Data provided:

----------

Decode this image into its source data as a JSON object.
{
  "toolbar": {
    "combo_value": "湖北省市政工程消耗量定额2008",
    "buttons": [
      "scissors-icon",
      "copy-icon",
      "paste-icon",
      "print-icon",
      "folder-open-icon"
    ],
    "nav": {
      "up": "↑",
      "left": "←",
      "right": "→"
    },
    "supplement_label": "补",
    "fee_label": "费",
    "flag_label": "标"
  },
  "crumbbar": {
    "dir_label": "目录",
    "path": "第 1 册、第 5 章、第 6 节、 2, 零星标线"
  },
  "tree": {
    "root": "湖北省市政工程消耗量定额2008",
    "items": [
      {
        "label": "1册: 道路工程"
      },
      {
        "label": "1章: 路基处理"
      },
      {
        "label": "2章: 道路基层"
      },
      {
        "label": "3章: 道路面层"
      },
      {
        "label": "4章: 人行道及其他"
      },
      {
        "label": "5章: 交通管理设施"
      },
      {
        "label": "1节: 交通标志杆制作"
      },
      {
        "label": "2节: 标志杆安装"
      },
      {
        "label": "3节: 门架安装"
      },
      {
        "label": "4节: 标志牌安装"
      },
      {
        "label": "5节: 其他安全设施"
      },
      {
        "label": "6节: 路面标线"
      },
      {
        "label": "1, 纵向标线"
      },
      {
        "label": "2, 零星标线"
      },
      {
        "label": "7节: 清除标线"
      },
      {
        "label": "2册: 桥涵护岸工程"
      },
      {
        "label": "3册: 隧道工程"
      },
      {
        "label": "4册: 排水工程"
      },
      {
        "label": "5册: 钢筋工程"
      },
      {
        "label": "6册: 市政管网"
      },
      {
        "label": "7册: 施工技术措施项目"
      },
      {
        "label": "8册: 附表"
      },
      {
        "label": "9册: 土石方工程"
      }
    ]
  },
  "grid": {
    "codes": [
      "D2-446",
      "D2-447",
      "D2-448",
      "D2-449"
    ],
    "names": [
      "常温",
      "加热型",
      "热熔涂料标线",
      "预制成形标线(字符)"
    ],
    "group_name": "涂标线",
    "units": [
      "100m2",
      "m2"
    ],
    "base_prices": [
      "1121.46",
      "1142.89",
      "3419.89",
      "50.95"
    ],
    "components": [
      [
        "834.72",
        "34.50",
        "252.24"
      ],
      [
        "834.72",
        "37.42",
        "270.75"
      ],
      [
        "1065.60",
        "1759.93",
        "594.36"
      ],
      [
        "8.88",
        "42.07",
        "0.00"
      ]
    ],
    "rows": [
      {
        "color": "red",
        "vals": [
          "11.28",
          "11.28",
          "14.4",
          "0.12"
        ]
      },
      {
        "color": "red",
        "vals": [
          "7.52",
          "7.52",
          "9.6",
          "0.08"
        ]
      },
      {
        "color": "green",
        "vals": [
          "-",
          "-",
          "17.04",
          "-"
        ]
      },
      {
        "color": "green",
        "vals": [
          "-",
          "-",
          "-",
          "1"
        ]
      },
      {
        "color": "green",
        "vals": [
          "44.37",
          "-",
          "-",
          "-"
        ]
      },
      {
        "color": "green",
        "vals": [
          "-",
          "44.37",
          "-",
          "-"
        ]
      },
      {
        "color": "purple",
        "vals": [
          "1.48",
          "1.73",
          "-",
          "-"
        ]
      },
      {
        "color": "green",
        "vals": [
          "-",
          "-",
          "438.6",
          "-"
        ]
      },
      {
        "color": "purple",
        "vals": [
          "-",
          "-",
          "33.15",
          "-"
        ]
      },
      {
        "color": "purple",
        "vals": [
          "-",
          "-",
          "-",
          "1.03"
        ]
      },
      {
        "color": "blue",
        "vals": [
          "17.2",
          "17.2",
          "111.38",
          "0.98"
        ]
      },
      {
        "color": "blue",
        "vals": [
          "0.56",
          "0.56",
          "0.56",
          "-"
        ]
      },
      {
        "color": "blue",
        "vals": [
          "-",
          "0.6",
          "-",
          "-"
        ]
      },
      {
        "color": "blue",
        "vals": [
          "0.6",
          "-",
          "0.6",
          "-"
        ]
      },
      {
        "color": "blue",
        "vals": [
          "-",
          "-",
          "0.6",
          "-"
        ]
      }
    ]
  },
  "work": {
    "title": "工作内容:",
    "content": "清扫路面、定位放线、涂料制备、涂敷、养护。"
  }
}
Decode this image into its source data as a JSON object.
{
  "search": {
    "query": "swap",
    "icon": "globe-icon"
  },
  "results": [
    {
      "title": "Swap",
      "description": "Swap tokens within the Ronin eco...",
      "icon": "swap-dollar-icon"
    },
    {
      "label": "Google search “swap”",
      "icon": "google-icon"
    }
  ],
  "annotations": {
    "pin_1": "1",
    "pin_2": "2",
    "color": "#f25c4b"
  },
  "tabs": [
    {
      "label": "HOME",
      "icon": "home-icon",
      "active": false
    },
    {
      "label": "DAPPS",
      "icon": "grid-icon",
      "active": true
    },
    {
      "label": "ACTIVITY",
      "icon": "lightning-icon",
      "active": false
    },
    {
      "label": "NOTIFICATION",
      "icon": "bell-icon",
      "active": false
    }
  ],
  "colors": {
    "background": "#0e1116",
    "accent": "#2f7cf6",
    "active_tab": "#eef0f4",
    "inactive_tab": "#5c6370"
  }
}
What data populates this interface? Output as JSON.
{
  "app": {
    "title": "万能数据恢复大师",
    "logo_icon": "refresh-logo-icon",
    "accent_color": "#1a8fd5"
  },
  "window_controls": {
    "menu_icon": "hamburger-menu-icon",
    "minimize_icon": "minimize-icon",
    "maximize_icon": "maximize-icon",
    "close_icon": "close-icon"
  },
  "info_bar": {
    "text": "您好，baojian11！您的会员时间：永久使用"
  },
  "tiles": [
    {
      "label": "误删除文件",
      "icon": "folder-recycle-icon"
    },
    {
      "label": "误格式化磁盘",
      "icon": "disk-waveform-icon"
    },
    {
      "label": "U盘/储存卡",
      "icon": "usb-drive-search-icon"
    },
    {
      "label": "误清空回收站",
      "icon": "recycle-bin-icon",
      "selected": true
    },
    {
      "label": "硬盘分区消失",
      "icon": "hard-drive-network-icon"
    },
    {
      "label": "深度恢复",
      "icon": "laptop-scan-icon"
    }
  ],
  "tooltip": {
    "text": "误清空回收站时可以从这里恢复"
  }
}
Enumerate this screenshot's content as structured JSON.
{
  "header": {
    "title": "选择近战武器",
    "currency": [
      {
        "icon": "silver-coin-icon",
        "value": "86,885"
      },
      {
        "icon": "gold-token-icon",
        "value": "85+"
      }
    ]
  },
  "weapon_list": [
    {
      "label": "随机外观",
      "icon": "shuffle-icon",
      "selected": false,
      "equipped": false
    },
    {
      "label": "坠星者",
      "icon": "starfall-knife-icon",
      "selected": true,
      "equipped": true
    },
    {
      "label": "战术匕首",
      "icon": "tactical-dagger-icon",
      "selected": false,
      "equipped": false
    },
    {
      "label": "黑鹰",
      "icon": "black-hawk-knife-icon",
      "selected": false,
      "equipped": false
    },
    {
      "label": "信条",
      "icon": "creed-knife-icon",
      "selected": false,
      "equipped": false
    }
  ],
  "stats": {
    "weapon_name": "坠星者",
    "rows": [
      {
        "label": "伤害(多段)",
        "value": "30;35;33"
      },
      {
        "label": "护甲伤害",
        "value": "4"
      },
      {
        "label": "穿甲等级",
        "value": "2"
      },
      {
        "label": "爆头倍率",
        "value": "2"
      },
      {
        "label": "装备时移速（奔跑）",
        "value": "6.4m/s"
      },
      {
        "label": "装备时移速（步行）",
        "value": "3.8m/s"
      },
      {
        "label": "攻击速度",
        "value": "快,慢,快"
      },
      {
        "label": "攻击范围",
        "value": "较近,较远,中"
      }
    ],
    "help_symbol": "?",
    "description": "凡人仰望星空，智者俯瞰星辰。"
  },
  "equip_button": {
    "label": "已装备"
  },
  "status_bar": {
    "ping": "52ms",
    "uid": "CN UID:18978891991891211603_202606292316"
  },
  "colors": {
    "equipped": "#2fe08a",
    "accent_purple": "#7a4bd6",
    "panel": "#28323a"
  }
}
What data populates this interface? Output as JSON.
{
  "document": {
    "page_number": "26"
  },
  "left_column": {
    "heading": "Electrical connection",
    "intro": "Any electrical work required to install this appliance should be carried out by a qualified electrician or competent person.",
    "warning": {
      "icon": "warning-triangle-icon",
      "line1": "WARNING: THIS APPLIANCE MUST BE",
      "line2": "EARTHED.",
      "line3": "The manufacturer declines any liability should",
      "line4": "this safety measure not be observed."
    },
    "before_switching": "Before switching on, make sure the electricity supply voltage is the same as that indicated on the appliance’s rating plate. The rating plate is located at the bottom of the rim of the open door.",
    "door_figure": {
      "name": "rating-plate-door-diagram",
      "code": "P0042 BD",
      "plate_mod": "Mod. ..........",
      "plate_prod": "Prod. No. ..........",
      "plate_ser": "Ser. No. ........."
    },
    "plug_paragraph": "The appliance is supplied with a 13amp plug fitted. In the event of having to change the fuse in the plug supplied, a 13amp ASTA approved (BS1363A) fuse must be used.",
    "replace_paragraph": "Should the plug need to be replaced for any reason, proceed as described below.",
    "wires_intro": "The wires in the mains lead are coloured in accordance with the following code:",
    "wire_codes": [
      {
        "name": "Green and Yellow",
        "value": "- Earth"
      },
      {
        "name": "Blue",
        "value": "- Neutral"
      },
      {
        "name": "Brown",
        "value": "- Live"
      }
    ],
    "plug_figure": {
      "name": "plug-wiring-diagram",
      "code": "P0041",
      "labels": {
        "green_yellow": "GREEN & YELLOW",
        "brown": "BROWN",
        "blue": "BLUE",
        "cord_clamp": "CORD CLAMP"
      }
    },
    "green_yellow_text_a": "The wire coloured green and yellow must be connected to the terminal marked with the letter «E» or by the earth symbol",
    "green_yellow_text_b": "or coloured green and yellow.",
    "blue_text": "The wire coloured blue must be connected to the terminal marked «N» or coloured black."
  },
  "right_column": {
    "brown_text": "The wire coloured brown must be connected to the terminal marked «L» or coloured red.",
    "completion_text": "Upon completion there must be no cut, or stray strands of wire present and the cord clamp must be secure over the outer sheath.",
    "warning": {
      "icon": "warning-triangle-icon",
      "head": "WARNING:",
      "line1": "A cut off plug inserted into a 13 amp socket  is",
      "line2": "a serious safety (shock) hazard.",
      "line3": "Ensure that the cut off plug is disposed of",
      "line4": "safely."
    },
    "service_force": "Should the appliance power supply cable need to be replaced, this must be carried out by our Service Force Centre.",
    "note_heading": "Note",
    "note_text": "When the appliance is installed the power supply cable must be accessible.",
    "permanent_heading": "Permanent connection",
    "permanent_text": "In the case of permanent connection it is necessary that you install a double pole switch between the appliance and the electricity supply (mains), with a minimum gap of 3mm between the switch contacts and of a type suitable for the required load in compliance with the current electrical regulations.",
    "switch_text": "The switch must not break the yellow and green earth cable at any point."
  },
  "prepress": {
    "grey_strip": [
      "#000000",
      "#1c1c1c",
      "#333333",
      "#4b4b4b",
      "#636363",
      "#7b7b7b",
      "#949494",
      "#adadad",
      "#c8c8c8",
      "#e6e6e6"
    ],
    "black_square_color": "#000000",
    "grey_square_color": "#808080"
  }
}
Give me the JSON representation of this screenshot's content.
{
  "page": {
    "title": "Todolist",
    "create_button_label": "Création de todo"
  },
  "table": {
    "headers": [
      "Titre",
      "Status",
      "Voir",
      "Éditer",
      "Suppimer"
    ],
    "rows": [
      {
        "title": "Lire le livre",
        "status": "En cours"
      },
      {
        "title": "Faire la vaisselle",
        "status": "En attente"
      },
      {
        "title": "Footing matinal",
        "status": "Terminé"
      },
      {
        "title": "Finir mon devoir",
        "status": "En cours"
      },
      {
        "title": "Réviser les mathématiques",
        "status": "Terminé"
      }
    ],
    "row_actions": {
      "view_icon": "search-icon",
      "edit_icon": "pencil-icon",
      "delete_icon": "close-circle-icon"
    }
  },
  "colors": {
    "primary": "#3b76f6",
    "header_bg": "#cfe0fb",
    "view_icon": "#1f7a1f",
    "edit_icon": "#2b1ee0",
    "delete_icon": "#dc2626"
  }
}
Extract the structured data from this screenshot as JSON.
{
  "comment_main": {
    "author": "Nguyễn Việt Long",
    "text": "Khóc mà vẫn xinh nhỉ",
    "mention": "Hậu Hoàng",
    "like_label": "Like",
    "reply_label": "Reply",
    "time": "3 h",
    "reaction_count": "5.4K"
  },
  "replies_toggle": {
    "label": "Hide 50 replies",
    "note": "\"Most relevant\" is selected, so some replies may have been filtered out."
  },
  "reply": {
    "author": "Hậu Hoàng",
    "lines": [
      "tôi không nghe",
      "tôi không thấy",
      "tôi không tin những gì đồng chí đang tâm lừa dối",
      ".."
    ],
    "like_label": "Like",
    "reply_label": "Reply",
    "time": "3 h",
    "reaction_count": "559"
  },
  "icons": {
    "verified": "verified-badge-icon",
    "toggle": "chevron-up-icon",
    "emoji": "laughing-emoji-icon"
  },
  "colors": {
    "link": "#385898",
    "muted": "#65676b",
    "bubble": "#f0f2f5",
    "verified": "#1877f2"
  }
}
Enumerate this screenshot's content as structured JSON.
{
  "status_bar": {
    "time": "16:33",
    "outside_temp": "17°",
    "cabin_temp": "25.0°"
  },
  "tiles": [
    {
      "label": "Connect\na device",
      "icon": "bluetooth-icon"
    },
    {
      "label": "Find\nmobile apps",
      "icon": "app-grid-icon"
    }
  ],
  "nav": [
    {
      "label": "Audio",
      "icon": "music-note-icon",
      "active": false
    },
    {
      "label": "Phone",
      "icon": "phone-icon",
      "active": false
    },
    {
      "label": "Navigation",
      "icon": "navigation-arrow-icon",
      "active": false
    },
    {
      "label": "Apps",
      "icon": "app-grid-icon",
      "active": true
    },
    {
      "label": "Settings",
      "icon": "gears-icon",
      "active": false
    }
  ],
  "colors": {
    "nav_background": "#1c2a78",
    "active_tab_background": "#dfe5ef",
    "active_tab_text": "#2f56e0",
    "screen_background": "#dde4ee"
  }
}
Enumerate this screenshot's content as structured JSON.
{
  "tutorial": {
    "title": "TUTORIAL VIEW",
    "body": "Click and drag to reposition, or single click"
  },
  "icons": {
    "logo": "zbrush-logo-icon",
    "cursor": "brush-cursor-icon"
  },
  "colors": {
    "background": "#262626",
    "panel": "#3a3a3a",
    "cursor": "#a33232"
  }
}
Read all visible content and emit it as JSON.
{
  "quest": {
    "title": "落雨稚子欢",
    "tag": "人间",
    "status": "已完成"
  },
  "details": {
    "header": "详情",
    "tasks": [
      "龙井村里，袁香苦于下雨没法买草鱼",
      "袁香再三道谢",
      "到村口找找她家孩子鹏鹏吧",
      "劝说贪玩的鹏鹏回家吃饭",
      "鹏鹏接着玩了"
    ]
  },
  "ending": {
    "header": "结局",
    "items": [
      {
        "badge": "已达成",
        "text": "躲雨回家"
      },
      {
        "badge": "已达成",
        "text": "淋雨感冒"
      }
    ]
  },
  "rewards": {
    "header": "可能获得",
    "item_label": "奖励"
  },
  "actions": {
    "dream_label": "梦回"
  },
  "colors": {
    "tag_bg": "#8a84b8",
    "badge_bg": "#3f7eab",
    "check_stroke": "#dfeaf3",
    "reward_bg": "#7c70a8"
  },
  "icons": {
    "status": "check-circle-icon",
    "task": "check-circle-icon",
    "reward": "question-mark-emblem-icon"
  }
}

----------

Aim:
Extract all lines from the material above that include the word "carried".

Exercise answer:
    "intro": "Any electrical work required to install this appliance should be carried out by a qualified electrician or competent person.",
    "service_force": "Should the appliance power supply cable need to be replaced, this must be carried out by our Service Force Centre.",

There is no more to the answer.